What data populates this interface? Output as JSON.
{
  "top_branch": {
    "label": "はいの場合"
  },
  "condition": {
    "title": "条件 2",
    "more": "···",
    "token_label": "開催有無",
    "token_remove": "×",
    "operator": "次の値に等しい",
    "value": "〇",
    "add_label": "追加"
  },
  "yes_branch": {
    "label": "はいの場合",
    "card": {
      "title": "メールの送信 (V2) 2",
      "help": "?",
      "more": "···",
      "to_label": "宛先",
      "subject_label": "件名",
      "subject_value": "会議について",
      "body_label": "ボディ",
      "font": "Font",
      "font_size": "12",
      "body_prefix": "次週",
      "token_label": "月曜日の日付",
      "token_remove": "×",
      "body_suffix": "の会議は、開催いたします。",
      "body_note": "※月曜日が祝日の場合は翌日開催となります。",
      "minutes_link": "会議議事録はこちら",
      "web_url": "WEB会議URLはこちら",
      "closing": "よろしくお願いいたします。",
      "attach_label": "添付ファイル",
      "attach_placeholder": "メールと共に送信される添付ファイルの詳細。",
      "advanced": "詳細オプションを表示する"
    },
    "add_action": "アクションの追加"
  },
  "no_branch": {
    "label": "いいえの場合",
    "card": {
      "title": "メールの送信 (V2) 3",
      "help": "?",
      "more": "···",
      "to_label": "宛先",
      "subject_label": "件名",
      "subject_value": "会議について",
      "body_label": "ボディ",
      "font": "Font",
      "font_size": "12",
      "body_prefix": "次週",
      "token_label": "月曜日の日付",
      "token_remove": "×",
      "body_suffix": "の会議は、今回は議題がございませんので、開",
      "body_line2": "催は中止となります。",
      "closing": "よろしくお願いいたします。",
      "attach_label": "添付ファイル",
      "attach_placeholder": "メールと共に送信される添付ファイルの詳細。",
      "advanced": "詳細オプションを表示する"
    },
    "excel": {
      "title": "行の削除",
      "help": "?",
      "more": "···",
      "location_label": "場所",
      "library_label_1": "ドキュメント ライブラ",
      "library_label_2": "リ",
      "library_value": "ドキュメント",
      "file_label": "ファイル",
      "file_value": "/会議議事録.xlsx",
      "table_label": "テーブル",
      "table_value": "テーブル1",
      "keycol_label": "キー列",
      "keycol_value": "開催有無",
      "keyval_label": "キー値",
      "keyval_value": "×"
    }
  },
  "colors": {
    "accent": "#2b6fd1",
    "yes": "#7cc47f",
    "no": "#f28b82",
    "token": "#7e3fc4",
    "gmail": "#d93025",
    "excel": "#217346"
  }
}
──────
• _STATED TASK_
Print the records above exactly as they appear.

• _FINAL RESULT_
What data populates this interface? Output as JSON.
{
  "top_branch": {
    "label": "はいの場合"
  },
  "condition": {
    "title": "条件 2",
    "more": "···",
    "token_label": "開催有無",
    "token_remove": "×",
    "operator": "次の値に等しい",
    "value": "〇",
    "add_label": "追加"
  },
  "yes_branch": {
    "label": "はいの場合",
    "card": {
      "title": "メールの送信 (V2) 2",
      "help": "?",
      "more": "···",
      "to_label": "宛先",
      "subject_label": "件名",
      "subject_value": "会議について",
      "body_label": "ボディ",
      "font": "Font",
      "font_size": "12",
      "body_prefix": "次週",
      "token_label": "月曜日の日付",
      "token_remove": "×",
      "body_suffix": "の会議は、開催いたします。",
      "body_note": "※月曜日が祝日の場合は翌日開催となります。",
      "minutes_link": "会議議事録はこちら",
      "web_url": "WEB会議URLはこちら",
      "closing": "よろしくお願いいたします。",
      "attach_label": "添付ファイル",
      "attach_placeholder": "メールと共に送信される添付ファイルの詳細。",
      "advanced": "詳細オプションを表示する"
    },
    "add_action": "アクションの追加"
  },
  "no_branch": {
    "label": "いいえの場合",
    "card": {
      "title": "メールの送信 (V2) 3",
      "help": "?",
      "more": "···",
      "to_label": "宛先",
      "subject_label": "件名",
      "subject_value": "会議について",
      "body_label": "ボディ",
      "font": "Font",
      "font_size": "12",
      "body_prefix": "次週",
      "token_label": "月曜日の日付",
      "token_remove": "×",
      "body_suffix": "の会議は、今回は議題がございませんので、開",
      "body_line2": "催は中止となります。",
      "closing": "よろしくお願いいたします。",
      "attach_label": "添付ファイル",
      "attach_placeholder": "メールと共に送信される添付ファイルの詳細。",
      "advanced": "詳細オプションを表示する"
    },
    "excel": {
      "title": "行の削除",
      "help": "?",
      "more": "···",
      "location_label": "場所",
      "library_label_1": "ドキュメント ライブラ",
      "library_label_2": "リ",
      "library_value": "ドキュメント",
      "file_label": "ファイル",
      "file_value": "/会議議事録.xlsx",
      "table_label": "テーブル",
      "table_value": "テーブル1",
      "keycol_label": "キー列",
      "keycol_value": "開催有無",
      "keyval_label": "キー値",
      "keyval_value": "×"
    }
  },
  "colors": {
    "accent": "#2b6fd1",
    "yes": "#7cc47f",
    "no": "#f28b82",
    "token": "#7e3fc4",
    "gmail": "#d93025",
    "excel": "#217346"
  }
}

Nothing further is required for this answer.